══ MATERIALS PROVIDED ══

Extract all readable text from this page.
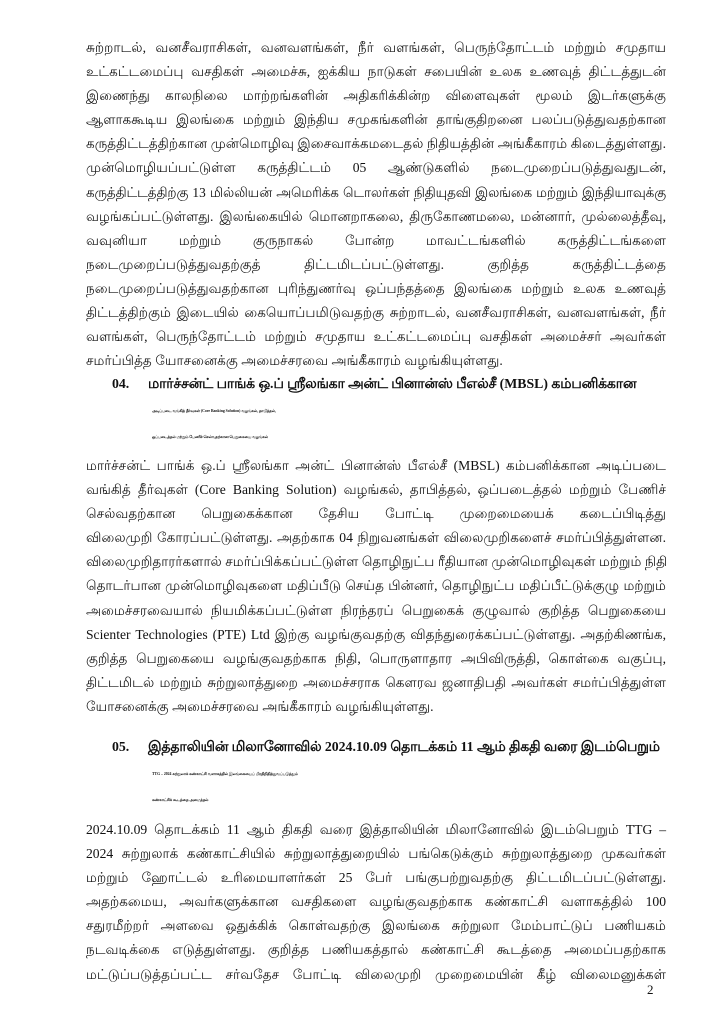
சுற்றாடல், வனசீவராசிகள், வனவளங்கள், நீர் வளங்கள், பெருந்தோட்டம் மற்றும் சமுதாய
உட்கட்டமைப்பு வசதிகள் அமைச்சு, ஐக்கிய நாடுகள் சபையின் உலக உணவுத் திட்டத்துடன்
இணைந்து காலநிலை மாற்றங்களின் அதிகரிக்கின்ற விளைவுகள் மூலம் இடர்களுக்கு
ஆளாககூடிய இலங்கை மற்றும் இந்திய சமுகங்களின் தாங்குதிறனை பலப்படுத்துவதற்கான
கருத்திட்டத்திற்கான முன்மொழிவு இசைவாக்கமடைதல் நிதியத்தின் அங்கீகாரம் கிடைத்துள்ளது.
முன்மொழியப்பட்டுள்ள கருத்திட்டம் 05 ஆண்டுகளில் நடைமுறைப்படுத்துவதுடன்,
கருத்திட்டத்திற்கு 13 மில்லியன் அமெரிக்க டொலர்கள் நிதியுதவி இலங்கை மற்றும் இந்தியாவுக்கு
வழங்கப்பட்டுள்ளது. இலங்கையில் மொனறாகலை, திருகோணமலை, மன்னார், முல்லைத்தீவு,
வவுனியா மற்றும் குருநாகல் போன்ற மாவட்டங்களில் கருத்திட்டங்களை
நடைமுறைப்படுத்துவதற்குத் திட்டமிடப்பட்டுள்ளது. குறித்த கருத்திட்டத்தை
நடைமுறைப்படுத்துவதற்கான புரிந்துணர்வு ஒப்பந்தத்தை இலங்கை மற்றும் உலக உணவுத்
திட்டத்திற்கும் இடையில் கையொப்பமிடுவதற்கு சுற்றாடல், வனசீவராசிகள், வனவளங்கள், நீர்
வளங்கள், பெருந்தோட்டம் மற்றும் சமுதாய உட்கட்டமைப்பு வசதிகள் அமைச்சர் அவர்கள்
சமர்ப்பித்த யோசனைக்கு அமைச்சரவை அங்கீகாரம் வழங்கியுள்ளது.
04. மார்ச்சன்ட் பாங்க் ஒ.ப் ஸ்ரீலங்கா அன்ட் பினான்ஸ் பீஎல்சீ (MBSL) கம்பனிக்கான
அடிப்படை வங்கித் தீர்வுகள் (Core Banking Solution) வழங்கல், தாபித்தல்,
ஒப்படைத்தல் மற்றும் பேணிச் செல்வதற்கான பெறுகையை வழங்கல்
மார்ச்சன்ட் பாங்க் ஒ.ப் ஸ்ரீலங்கா அன்ட் பினான்ஸ் பீஎல்சீ (MBSL) கம்பனிக்கான அடிப்படை
வங்கித் தீர்வுகள் (Core Banking Solution) வழங்கல், தாபித்தல், ஒப்படைத்தல் மற்றும் பேணிச்
செல்வதற்கான பெறுகைக்கான தேசிய போட்டி முறைமையைக் கடைப்பிடித்து
விலைமுறி கோரப்பட்டுள்ளது. அதற்காக 04 நிறுவனங்கள் விலைமுறிகளைச் சமர்ப்பித்துள்ளன.
விலைமுறிதாரர்களால் சமர்ப்பிக்கப்பட்டுள்ள தொழிநுட்ப ரீதியான முன்மொழிவுகள் மற்றும் நிதி
தொடர்பான முன்மொழிவுகளை மதிப்பீடு செய்த பின்னர், தொழிநுட்ப மதிப்பீட்டுக்குழு மற்றும்
அமைச்சரவையால் நியமிக்கப்பட்டுள்ள நிரந்தரப் பெறுகைக் குழுவால் குறித்த பெறுகையை
Scienter Technologies (PTE) Ltd இற்கு வழங்குவதற்கு விதந்துரைக்கப்பட்டுள்ளது. அதற்கிணங்க,
குறித்த பெறுகையை வழங்குவதற்காக நிதி, பொருளாதார அபிவிருத்தி, கொள்கை வகுப்பு,
திட்டமிடல் மற்றும் சுற்றுலாத்துறை அமைச்சராக கௌரவ ஜனாதிபதி அவர்கள் சமர்ப்பித்துள்ள
யோசனைக்கு அமைச்சரவை அங்கீகாரம் வழங்கியுள்ளது.
05. இத்தாலியின் மிலானோவில் 2024.10.09 தொடக்கம் 11 ஆம் திகதி வரை இடம்பெறும்
TTG – 2024 சுற்றுலாக் கண்காட்சி வளாகத்தில் இலங்கையைப் பிரதிநிதித்துவப்படுத்தும்
கண்காட்சிக் கூடத்தை அமைத்தல்
2024.10.09 தொடக்கம் 11 ஆம் திகதி வரை இத்தாலியின் மிலானோவில் இடம்பெறும் TTG –
2024 சுற்றுலாக் கண்காட்சியில் சுற்றுலாத்துறையில் பங்கெடுக்கும் சுற்றுலாத்துறை முகவர்கள்
மற்றும் ஹோட்டல் உரிமையாளர்கள் 25 பேர் பங்குபற்றுவதற்கு திட்டமிடப்பட்டுள்ளது.
அதற்கமைய, அவர்களுக்கான வசதிகளை வழங்குவதற்காக கண்காட்சி வளாகத்தில் 100
சதுரமீற்றர் அளவை ஒதுக்கிக் கொள்வதற்கு இலங்கை சுற்றுலா மேம்பாட்டுப் பணியகம்
நடவடிக்கை எடுத்துள்ளது. குறித்த பணியகத்தால் கண்காட்சி கூடத்தை அமைப்பதற்காக
மட்டுப்படுத்தப்பட்ட சர்வதேச போட்டி விலைமுறி முறைமையின் கீழ் விலைமனுக்கள்
2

═══

WRITTEN REQUEST: Find every line in the records that contains the word "MBSL"; copy those lines.

WORKED SOLUTION:
04. மார்ச்சன்ட் பாங்க் ஒ.ப் ஸ்ரீலங்கா அன்ட் பினான்ஸ் பீஎல்சீ (MBSL) கம்பனிக்கான
மார்ச்சன்ட் பாங்க் ஒ.ப் ஸ்ரீலங்கா அன்ட் பினான்ஸ் பீஎல்சீ (MBSL) கம்பனிக்கான அடிப்படை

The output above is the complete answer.